→ **SHORT EXERCISE**
Quote the whole listing word for word. Do not include the pictures.

→ **SUPPLIED DATA**
## START
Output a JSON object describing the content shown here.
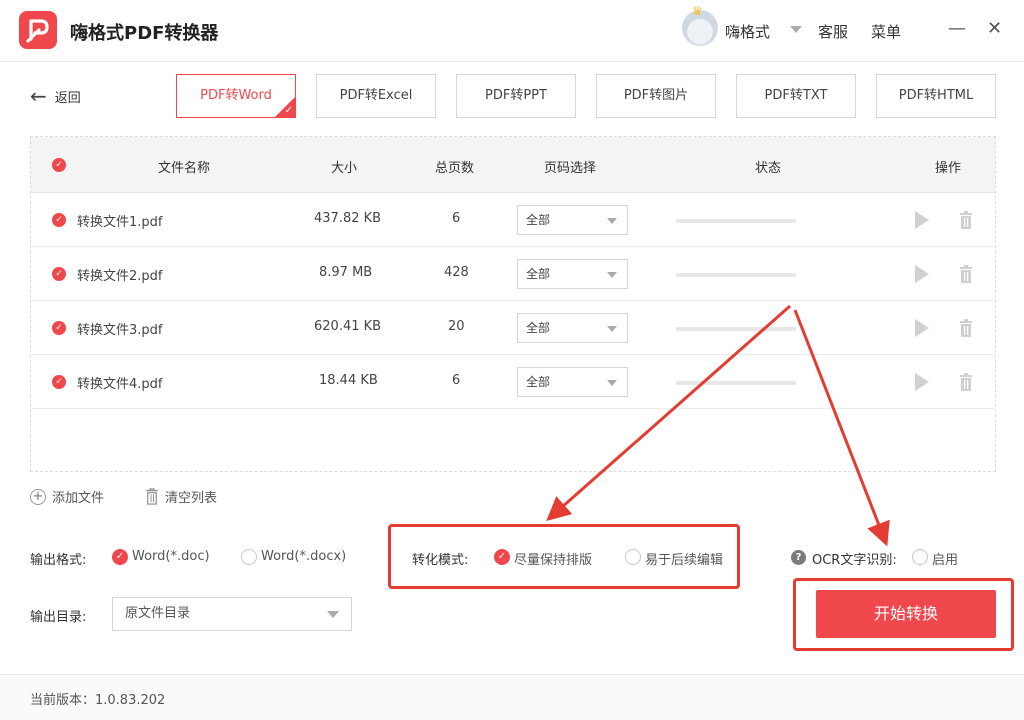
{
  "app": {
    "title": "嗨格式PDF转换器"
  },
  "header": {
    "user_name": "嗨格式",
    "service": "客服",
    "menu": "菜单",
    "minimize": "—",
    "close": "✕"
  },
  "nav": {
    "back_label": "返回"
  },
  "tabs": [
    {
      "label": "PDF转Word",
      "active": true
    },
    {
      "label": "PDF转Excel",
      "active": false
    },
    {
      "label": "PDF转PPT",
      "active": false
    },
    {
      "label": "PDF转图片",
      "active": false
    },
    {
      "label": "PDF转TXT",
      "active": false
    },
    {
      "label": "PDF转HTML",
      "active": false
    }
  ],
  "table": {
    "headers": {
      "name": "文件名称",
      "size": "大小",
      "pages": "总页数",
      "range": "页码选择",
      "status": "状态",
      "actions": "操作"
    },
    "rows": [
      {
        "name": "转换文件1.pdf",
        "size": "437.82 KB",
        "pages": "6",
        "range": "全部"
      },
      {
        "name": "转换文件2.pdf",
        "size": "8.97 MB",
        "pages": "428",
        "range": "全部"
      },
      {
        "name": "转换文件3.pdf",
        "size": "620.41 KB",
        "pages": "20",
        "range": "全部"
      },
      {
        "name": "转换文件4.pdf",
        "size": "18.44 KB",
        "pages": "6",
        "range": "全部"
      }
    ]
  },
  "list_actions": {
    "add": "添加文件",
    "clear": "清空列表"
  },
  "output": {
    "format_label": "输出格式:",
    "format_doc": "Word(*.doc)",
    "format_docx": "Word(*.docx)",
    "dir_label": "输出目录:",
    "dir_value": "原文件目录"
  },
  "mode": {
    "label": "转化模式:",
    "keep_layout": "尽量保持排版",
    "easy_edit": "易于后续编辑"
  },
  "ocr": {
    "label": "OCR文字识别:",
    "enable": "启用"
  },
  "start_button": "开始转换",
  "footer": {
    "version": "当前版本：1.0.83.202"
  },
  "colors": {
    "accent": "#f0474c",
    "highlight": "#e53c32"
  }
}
## END
→ **SOLVED EXERCISE**
Output a JSON object describing the content shown here.
{
  "app": {
    "title": "嗨格式PDF转换器"
  },
  "header": {
    "user_name": "嗨格式",
    "service": "客服",
    "menu": "菜单",
    "minimize": "—",
    "close": "✕"
  },
  "nav": {
    "back_label": "返回"
  },
  "tabs": [
    {
      "label": "PDF转Word",
      "active": true
    },
    {
      "label": "PDF转Excel",
      "active": false
    },
    {
      "label": "PDF转PPT",
      "active": false
    },
    {
      "label": "PDF转图片",
      "active": false
    },
    {
      "label": "PDF转TXT",
      "active": false
    },
    {
      "label": "PDF转HTML",
      "active": false
    }
  ],
  "table": {
    "headers": {
      "name": "文件名称",
      "size": "大小",
      "pages": "总页数",
      "range": "页码选择",
      "status": "状态",
      "actions": "操作"
    },
    "rows": [
      {
        "name": "转换文件1.pdf",
        "size": "437.82 KB",
        "pages": "6",
        "range": "全部"
      },
      {
        "name": "转换文件2.pdf",
        "size": "8.97 MB",
        "pages": "428",
        "range": "全部"
      },
      {
        "name": "转换文件3.pdf",
        "size": "620.41 KB",
        "pages": "20",
        "range": "全部"
      },
      {
        "name": "转换文件4.pdf",
        "size": "18.44 KB",
        "pages": "6",
        "range": "全部"
      }
    ]
  },
  "list_actions": {
    "add": "添加文件",
    "clear": "清空列表"
  },
  "output": {
    "format_label": "输出格式:",
    "format_doc": "Word(*.doc)",
    "format_docx": "Word(*.docx)",
    "dir_label": "输出目录:",
    "dir_value": "原文件目录"
  },
  "mode": {
    "label": "转化模式:",
    "keep_layout": "尽量保持排版",
    "easy_edit": "易于后续编辑"
  },
  "ocr": {
    "label": "OCR文字识别:",
    "enable": "启用"
  },
  "start_button": "开始转换",
  "footer": {
    "version": "当前版本：1.0.83.202"
  },
  "colors": {
    "accent": "#f0474c",
    "highlight": "#e53c32"
  }
}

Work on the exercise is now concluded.